SUPPLIED INFORMATION:
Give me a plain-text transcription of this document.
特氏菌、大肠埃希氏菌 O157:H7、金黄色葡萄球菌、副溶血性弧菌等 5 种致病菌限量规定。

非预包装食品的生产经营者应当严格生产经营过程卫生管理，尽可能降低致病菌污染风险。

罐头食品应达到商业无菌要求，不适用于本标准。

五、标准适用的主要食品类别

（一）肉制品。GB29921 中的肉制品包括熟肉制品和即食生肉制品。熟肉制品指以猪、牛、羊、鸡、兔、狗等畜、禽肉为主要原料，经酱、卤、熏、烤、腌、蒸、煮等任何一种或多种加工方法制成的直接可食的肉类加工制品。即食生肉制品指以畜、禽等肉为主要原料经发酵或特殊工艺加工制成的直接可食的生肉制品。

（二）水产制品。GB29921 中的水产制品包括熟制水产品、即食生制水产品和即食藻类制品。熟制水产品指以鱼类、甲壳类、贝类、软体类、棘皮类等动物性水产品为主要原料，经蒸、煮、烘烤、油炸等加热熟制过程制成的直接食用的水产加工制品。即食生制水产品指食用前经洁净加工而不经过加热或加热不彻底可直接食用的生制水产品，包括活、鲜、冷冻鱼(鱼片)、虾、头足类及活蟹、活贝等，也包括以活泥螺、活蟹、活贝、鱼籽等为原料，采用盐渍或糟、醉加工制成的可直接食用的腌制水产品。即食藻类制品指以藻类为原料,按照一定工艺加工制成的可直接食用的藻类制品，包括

EXERCISE AIM: Write out every entry again exactly, please, with nothing missing.

TASK SOLUTION:
Give me a plain-text transcription of this document.
特氏菌、大肠埃希氏菌 O157:H7、金黄色葡萄球菌、副溶血性弧菌等 5 种致病菌限量规定。

非预包装食品的生产经营者应当严格生产经营过程卫生管理，尽可能降低致病菌污染风险。

罐头食品应达到商业无菌要求，不适用于本标准。

五、标准适用的主要食品类别

（一）肉制品。GB29921 中的肉制品包括熟肉制品和即食生肉制品。熟肉制品指以猪、牛、羊、鸡、兔、狗等畜、禽肉为主要原料，经酱、卤、熏、烤、腌、蒸、煮等任何一种或多种加工方法制成的直接可食的肉类加工制品。即食生肉制品指以畜、禽等肉为主要原料经发酵或特殊工艺加工制成的直接可食的生肉制品。

（二）水产制品。GB29921 中的水产制品包括熟制水产品、即食生制水产品和即食藻类制品。熟制水产品指以鱼类、甲壳类、贝类、软体类、棘皮类等动物性水产品为主要原料，经蒸、煮、烘烤、油炸等加热熟制过程制成的直接食用的水产加工制品。即食生制水产品指食用前经洁净加工而不经过加热或加热不彻底可直接食用的生制水产品，包括活、鲜、冷冻鱼(鱼片)、虾、头足类及活蟹、活贝等，也包括以活泥螺、活蟹、活贝、鱼籽等为原料，采用盐渍或糟、醉加工制成的可直接食用的腌制水产品。即食藻类制品指以藻类为原料,按照一定工艺加工制成的可直接食用的藻类制品，包括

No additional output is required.